PROMPT = From the entries below, count every line that contains the word "this". Please give the number and nothing else.

SOURCE MATERIAL =
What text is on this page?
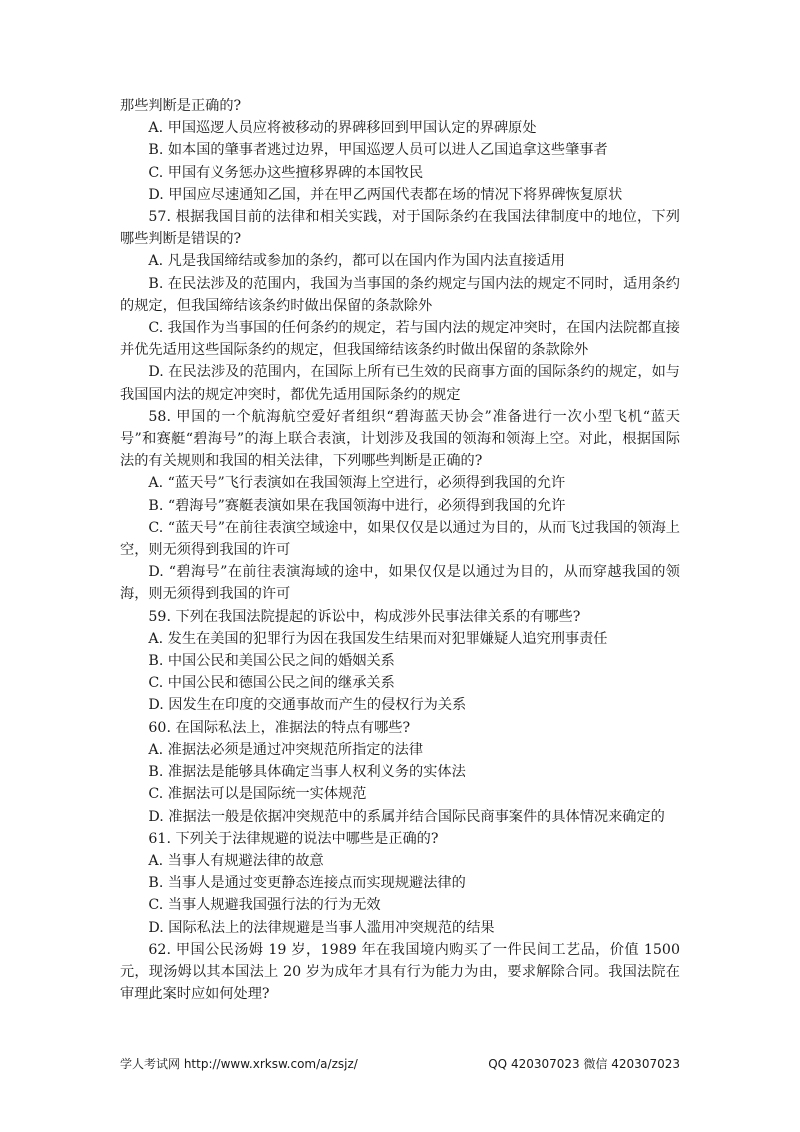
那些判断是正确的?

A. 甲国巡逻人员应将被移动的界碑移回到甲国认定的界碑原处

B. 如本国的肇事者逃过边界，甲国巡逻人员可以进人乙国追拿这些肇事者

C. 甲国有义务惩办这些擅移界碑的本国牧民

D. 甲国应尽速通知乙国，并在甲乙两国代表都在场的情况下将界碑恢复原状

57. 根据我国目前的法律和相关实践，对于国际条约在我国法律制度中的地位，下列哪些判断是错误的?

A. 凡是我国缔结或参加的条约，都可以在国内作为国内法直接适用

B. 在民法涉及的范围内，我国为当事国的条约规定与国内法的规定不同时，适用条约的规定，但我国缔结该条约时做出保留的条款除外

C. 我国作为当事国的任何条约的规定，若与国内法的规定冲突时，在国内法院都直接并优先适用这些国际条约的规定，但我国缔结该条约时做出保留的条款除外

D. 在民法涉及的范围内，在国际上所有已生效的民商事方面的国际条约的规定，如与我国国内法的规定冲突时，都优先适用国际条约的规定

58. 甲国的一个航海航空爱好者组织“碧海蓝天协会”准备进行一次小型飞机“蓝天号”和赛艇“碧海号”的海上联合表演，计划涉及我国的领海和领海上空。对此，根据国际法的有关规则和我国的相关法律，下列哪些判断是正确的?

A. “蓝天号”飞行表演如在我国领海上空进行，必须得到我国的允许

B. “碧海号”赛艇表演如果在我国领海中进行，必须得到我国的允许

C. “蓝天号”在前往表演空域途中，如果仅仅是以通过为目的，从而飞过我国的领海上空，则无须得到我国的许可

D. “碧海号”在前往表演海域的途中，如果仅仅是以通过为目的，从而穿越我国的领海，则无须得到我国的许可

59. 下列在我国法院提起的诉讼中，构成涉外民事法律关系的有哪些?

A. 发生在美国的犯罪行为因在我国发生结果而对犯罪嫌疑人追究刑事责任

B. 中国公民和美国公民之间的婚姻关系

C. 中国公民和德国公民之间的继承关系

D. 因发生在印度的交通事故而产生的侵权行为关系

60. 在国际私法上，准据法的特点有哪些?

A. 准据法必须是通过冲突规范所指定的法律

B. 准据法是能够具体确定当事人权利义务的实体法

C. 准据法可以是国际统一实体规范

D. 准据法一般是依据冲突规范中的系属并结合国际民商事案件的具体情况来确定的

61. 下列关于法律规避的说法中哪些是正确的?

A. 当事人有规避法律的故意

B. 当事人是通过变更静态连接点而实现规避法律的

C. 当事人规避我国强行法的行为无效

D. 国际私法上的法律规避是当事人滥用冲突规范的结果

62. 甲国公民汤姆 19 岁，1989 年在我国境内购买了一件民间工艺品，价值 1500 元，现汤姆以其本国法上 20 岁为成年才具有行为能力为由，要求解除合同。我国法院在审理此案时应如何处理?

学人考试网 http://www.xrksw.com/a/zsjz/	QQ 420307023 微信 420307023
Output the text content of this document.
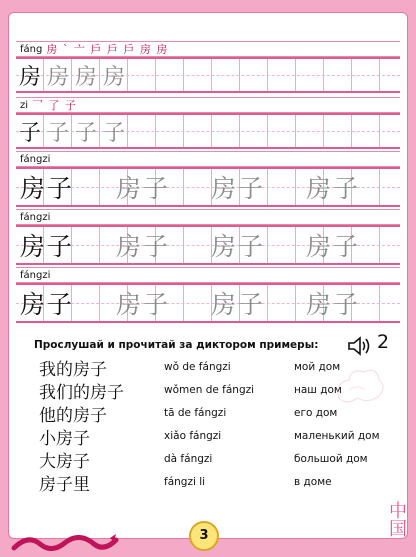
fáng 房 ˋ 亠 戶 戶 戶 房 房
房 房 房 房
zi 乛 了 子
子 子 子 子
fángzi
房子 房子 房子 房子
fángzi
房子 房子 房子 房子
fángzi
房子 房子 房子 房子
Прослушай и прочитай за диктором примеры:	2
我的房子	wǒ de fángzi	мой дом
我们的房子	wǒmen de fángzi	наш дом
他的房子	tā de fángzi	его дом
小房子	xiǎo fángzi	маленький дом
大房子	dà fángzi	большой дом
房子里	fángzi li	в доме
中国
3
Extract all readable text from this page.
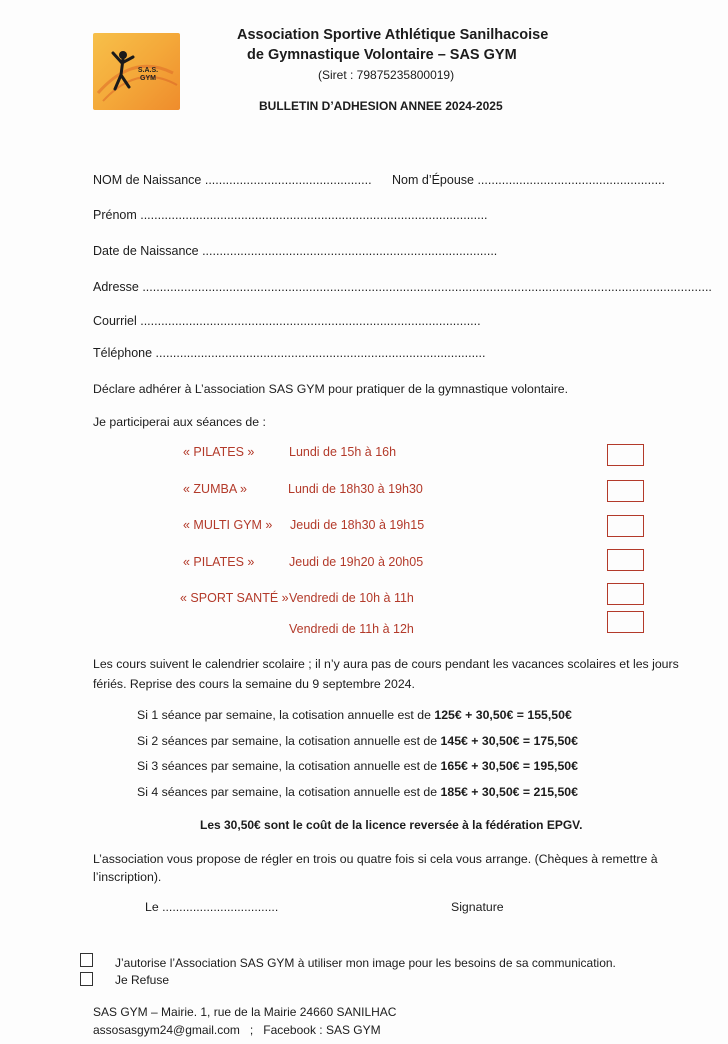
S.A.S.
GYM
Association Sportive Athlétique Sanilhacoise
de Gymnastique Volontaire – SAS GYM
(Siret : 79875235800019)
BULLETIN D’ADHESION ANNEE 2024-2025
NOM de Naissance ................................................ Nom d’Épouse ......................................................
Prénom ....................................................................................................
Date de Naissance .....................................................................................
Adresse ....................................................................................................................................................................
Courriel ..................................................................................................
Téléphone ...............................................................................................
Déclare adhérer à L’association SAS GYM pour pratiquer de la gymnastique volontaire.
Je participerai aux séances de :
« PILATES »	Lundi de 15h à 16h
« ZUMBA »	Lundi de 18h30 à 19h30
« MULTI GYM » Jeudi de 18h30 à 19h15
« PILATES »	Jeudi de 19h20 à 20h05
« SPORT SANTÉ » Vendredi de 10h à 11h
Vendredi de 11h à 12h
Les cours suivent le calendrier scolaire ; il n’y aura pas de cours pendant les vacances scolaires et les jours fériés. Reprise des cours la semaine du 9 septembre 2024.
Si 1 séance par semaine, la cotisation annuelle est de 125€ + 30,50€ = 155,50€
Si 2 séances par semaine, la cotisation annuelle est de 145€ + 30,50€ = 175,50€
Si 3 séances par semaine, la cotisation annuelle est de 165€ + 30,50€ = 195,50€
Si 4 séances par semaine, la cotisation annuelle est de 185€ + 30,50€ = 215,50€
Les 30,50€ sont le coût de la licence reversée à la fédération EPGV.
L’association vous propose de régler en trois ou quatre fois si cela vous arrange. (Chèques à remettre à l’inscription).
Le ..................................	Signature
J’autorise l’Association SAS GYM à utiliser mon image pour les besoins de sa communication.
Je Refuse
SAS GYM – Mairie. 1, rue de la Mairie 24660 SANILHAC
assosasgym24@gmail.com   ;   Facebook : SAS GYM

SOLVED PROBLEM = 3